Excerpts from an interface dataset:
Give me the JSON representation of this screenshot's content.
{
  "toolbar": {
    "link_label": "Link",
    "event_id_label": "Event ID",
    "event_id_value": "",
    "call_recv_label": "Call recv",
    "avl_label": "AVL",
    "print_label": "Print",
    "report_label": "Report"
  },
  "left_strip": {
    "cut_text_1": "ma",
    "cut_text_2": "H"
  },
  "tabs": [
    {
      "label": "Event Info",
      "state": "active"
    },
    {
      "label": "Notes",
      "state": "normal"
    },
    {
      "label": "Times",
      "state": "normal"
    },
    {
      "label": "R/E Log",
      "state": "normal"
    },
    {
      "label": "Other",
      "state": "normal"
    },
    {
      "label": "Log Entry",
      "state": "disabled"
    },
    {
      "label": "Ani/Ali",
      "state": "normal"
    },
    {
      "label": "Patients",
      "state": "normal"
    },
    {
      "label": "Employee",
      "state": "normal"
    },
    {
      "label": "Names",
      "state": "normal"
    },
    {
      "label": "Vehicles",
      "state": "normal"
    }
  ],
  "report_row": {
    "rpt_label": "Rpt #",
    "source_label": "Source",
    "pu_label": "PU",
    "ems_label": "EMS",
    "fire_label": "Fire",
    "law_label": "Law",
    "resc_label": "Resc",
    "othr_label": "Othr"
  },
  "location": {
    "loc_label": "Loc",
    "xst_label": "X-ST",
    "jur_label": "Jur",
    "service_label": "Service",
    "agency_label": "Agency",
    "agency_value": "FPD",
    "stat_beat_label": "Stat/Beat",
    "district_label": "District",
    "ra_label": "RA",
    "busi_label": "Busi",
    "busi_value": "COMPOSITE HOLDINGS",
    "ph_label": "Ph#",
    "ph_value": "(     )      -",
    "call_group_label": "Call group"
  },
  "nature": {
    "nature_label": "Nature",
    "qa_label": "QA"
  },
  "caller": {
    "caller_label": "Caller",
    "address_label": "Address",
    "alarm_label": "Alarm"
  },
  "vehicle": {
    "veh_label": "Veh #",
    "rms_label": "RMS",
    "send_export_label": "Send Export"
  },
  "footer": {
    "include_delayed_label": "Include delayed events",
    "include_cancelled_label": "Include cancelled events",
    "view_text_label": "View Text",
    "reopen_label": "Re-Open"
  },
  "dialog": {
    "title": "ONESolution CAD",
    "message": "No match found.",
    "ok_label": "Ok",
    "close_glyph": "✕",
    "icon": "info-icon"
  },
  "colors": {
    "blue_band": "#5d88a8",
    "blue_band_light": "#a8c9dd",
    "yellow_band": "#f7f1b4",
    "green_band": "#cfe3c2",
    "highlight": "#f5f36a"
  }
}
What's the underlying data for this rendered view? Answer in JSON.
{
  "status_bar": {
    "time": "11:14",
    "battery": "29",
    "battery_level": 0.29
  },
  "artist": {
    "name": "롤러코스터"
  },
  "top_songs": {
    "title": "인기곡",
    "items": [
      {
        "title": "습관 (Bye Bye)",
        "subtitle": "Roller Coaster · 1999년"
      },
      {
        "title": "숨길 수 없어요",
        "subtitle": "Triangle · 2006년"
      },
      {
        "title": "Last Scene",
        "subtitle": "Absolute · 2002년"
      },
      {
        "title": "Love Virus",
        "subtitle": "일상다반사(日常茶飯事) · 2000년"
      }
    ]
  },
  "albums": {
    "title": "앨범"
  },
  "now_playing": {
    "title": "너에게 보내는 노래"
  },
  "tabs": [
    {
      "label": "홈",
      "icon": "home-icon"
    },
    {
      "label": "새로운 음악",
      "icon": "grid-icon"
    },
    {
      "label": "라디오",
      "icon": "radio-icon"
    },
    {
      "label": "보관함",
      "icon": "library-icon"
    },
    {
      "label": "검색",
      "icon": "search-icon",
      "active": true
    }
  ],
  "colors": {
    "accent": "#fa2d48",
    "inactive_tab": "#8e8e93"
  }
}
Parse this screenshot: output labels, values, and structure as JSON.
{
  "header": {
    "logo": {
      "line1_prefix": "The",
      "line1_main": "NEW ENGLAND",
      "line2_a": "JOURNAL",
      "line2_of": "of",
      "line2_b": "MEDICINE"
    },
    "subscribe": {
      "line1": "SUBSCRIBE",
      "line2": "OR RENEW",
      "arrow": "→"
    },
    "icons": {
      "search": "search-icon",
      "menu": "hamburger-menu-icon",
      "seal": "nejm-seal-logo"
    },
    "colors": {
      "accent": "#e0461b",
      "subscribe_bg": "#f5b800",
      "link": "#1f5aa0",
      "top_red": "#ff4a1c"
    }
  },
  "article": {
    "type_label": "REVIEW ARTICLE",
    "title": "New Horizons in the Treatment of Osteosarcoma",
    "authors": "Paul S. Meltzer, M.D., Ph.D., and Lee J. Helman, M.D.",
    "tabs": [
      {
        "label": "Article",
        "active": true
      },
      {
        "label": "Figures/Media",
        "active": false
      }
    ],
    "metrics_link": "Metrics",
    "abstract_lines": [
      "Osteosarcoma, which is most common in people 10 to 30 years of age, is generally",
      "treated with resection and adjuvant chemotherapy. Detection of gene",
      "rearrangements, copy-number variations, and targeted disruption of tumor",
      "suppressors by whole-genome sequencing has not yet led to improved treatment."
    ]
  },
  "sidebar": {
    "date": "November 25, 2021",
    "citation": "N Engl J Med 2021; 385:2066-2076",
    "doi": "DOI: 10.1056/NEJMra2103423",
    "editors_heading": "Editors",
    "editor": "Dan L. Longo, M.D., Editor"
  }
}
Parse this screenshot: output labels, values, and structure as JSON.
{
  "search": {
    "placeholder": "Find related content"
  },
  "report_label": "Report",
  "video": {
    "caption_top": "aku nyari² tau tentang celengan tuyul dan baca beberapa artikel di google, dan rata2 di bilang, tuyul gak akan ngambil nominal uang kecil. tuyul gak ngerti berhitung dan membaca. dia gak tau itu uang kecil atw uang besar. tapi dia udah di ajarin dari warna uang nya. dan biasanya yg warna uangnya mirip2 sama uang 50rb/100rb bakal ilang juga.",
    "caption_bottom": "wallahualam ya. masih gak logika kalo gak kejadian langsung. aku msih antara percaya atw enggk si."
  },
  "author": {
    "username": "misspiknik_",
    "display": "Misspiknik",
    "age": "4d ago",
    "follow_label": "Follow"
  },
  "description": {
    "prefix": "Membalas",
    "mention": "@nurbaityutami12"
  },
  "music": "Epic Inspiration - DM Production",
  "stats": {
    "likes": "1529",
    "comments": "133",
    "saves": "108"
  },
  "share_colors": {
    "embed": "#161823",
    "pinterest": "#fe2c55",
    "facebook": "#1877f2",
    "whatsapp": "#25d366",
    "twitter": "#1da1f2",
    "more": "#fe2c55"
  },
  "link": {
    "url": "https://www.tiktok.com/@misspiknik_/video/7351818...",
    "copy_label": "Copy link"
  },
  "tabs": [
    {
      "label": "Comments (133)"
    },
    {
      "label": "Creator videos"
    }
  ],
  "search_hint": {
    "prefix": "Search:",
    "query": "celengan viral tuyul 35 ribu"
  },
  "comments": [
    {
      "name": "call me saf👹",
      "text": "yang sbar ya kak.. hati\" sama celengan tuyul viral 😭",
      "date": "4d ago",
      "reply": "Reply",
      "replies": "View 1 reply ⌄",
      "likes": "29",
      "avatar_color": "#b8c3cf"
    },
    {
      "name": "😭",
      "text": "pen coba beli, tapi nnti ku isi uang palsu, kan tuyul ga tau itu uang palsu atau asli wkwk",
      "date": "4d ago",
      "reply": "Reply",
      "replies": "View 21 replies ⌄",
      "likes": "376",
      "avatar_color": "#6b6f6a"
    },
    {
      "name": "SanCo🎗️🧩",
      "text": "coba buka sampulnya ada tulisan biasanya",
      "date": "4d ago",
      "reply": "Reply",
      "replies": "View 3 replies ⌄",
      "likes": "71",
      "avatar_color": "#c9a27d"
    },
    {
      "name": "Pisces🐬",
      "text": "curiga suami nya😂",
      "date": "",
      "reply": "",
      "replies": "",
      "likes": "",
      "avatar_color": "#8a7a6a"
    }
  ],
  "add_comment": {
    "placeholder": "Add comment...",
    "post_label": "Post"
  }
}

Task item:
Your task is to list each line of the records with the word "Include".

Expected output:
    "include_delayed_label": "Include delayed events",
    "include_cancelled_label": "Include cancelled events",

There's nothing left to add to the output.